**Given request**
Copy each entry as it stands, leaving nothing out.

****************************************

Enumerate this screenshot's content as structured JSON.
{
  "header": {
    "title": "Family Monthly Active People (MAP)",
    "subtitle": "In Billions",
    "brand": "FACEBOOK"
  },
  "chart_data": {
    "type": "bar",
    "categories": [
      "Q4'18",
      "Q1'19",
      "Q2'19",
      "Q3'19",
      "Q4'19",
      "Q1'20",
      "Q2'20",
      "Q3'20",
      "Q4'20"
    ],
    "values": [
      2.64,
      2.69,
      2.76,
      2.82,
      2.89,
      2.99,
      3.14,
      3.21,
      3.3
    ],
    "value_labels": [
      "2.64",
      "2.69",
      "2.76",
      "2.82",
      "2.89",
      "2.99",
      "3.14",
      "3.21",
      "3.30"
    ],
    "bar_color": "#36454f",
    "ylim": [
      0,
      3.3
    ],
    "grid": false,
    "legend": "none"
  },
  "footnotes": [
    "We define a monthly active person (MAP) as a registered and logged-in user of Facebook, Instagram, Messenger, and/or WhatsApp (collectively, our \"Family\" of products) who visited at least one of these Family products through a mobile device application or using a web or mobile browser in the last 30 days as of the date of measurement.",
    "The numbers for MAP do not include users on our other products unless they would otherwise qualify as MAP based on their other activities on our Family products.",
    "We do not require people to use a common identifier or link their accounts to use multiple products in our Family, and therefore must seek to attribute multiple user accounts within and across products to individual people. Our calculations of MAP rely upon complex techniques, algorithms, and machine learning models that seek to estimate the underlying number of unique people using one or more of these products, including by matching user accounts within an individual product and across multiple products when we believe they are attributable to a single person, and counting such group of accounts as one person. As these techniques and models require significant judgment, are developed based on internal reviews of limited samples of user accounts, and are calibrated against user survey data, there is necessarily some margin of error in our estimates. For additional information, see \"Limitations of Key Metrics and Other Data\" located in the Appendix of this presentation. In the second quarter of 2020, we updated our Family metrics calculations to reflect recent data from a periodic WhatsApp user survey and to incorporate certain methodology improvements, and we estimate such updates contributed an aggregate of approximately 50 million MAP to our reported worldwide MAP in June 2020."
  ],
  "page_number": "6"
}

****************************************

**Task output**
Enumerate this screenshot's content as structured JSON.
{
  "header": {
    "title": "Family Monthly Active People (MAP)",
    "subtitle": "In Billions",
    "brand": "FACEBOOK"
  },
  "chart_data": {
    "type": "bar",
    "categories": [
      "Q4'18",
      "Q1'19",
      "Q2'19",
      "Q3'19",
      "Q4'19",
      "Q1'20",
      "Q2'20",
      "Q3'20",
      "Q4'20"
    ],
    "values": [
      2.64,
      2.69,
      2.76,
      2.82,
      2.89,
      2.99,
      3.14,
      3.21,
      3.3
    ],
    "value_labels": [
      "2.64",
      "2.69",
      "2.76",
      "2.82",
      "2.89",
      "2.99",
      "3.14",
      "3.21",
      "3.30"
    ],
    "bar_color": "#36454f",
    "ylim": [
      0,
      3.3
    ],
    "grid": false,
    "legend": "none"
  },
  "footnotes": [
    "We define a monthly active person (MAP) as a registered and logged-in user of Facebook, Instagram, Messenger, and/or WhatsApp (collectively, our \"Family\" of products) who visited at least one of these Family products through a mobile device application or using a web or mobile browser in the last 30 days as of the date of measurement.",
    "The numbers for MAP do not include users on our other products unless they would otherwise qualify as MAP based on their other activities on our Family products.",
    "We do not require people to use a common identifier or link their accounts to use multiple products in our Family, and therefore must seek to attribute multiple user accounts within and across products to individual people. Our calculations of MAP rely upon complex techniques, algorithms, and machine learning models that seek to estimate the underlying number of unique people using one or more of these products, including by matching user accounts within an individual product and across multiple products when we believe they are attributable to a single person, and counting such group of accounts as one person. As these techniques and models require significant judgment, are developed based on internal reviews of limited samples of user accounts, and are calibrated against user survey data, there is necessarily some margin of error in our estimates. For additional information, see \"Limitations of Key Metrics and Other Data\" located in the Appendix of this presentation. In the second quarter of 2020, we updated our Family metrics calculations to reflect recent data from a periodic WhatsApp user survey and to incorporate certain methodology improvements, and we estimate such updates contributed an aggregate of approximately 50 million MAP to our reported worldwide MAP in June 2020."
  ],
  "page_number": "6"
}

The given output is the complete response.